## Given problem
Leave out the pictures and copy every record exactly.

## Items
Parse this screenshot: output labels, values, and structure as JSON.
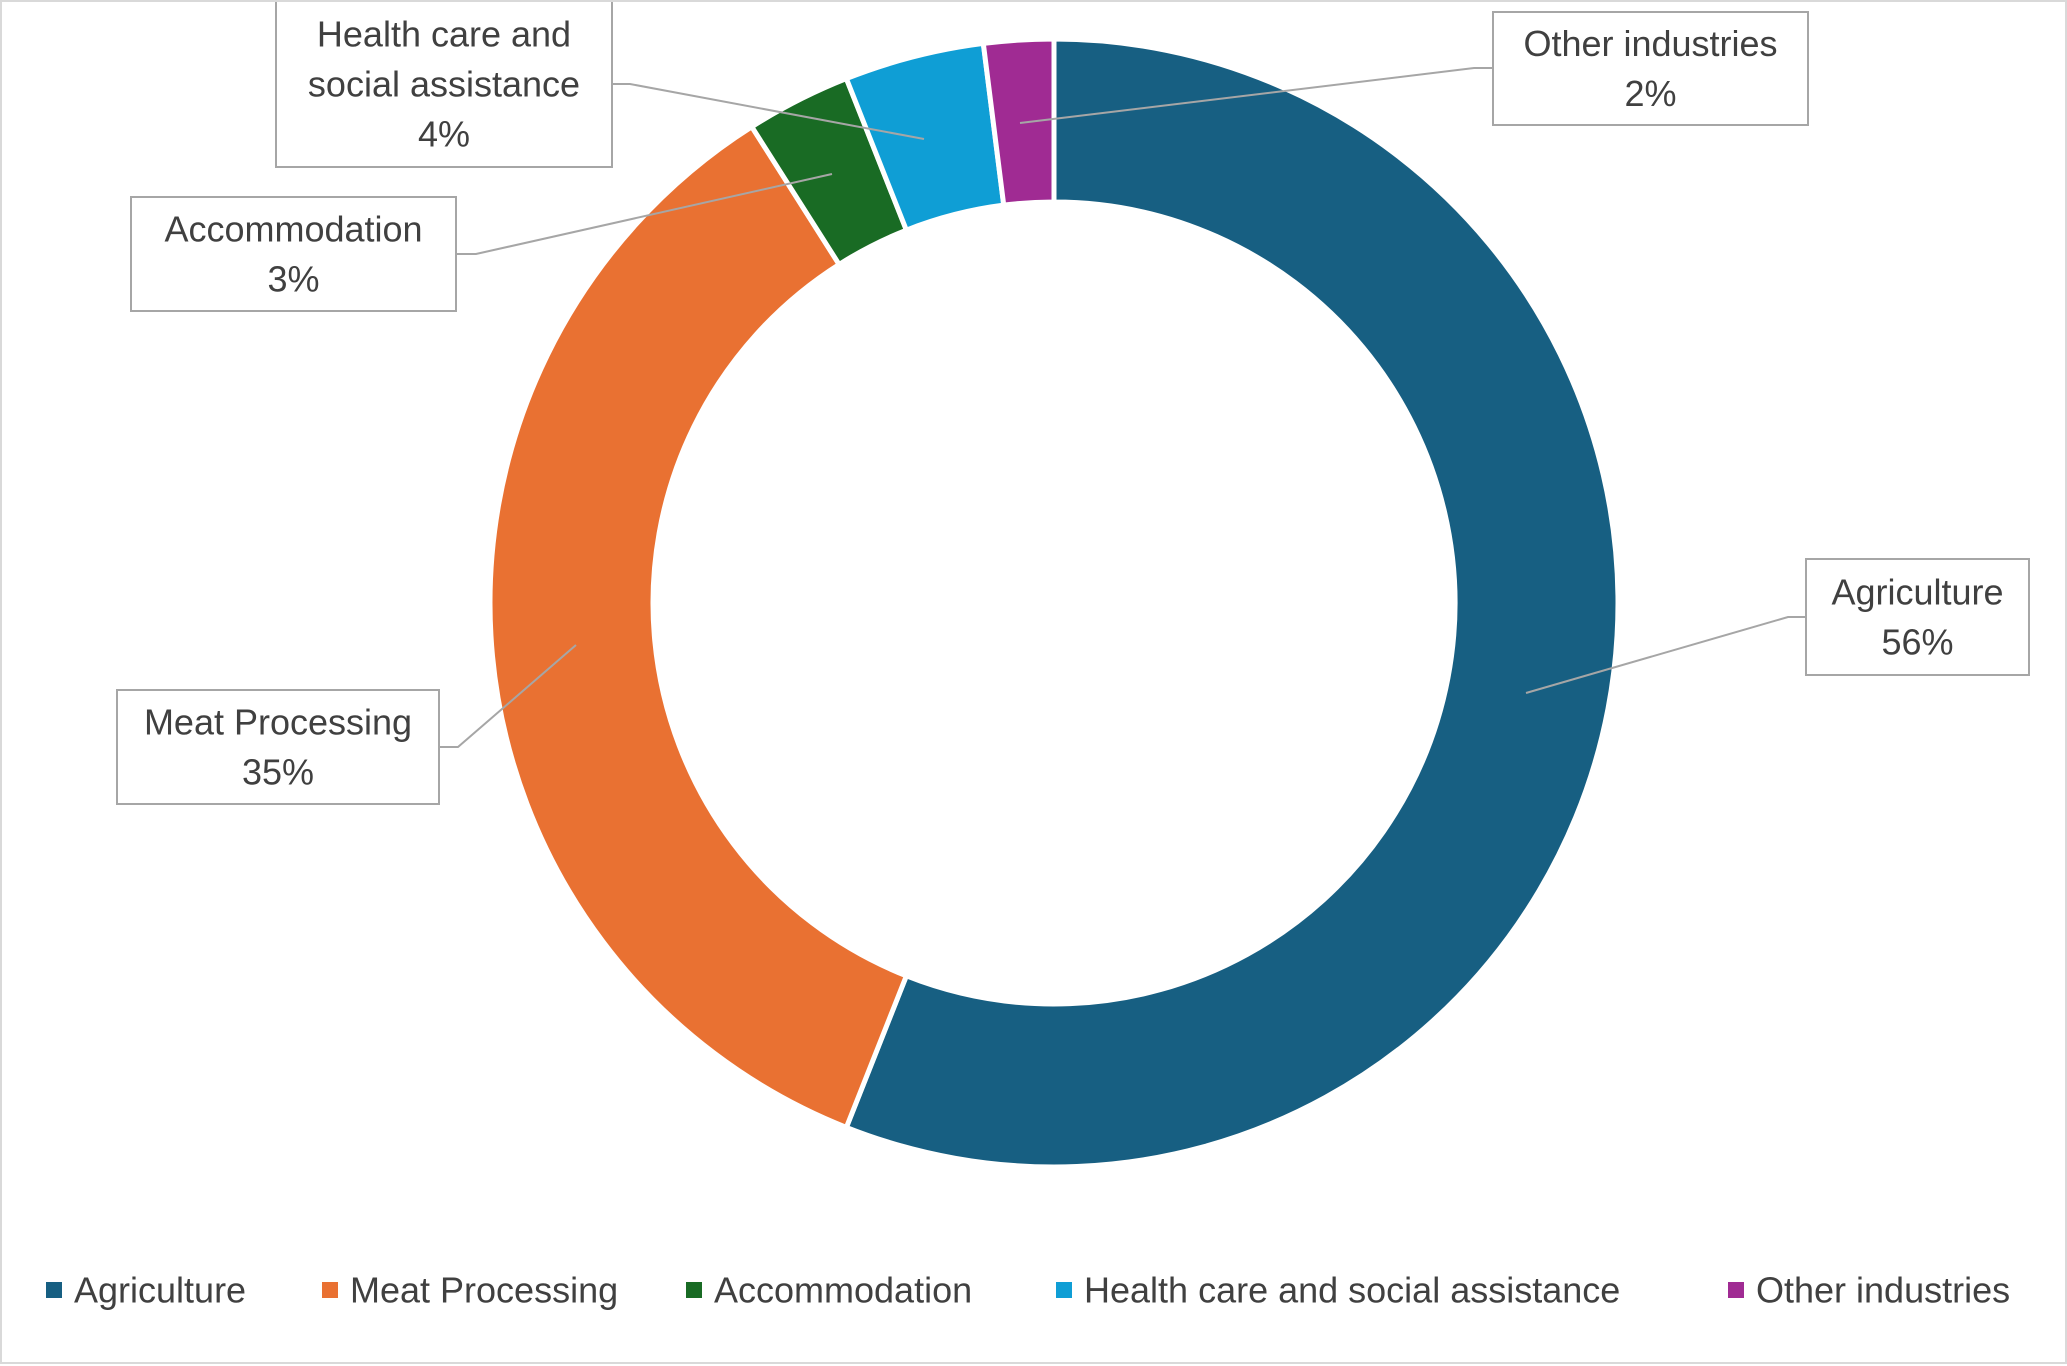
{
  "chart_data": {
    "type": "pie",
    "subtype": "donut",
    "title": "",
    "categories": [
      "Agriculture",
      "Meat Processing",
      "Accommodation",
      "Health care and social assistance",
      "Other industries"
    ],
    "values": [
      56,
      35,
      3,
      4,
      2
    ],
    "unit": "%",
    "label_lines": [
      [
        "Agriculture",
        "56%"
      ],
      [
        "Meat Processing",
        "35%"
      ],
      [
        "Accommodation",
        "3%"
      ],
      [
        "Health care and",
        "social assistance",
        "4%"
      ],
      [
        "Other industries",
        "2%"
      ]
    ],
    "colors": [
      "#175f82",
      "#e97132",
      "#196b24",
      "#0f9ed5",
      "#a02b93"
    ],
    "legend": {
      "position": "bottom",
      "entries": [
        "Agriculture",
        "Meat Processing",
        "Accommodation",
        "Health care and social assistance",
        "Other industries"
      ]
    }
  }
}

## Task output
Parse this screenshot: output labels, values, and structure as JSON.
{
  "chart_data": {
    "type": "pie",
    "subtype": "donut",
    "title": "",
    "categories": [
      "Agriculture",
      "Meat Processing",
      "Accommodation",
      "Health care and social assistance",
      "Other industries"
    ],
    "values": [
      56,
      35,
      3,
      4,
      2
    ],
    "unit": "%",
    "label_lines": [
      [
        "Agriculture",
        "56%"
      ],
      [
        "Meat Processing",
        "35%"
      ],
      [
        "Accommodation",
        "3%"
      ],
      [
        "Health care and",
        "social assistance",
        "4%"
      ],
      [
        "Other industries",
        "2%"
      ]
    ],
    "colors": [
      "#175f82",
      "#e97132",
      "#196b24",
      "#0f9ed5",
      "#a02b93"
    ],
    "legend": {
      "position": "bottom",
      "entries": [
        "Agriculture",
        "Meat Processing",
        "Accommodation",
        "Health care and social assistance",
        "Other industries"
      ]
    }
  }
}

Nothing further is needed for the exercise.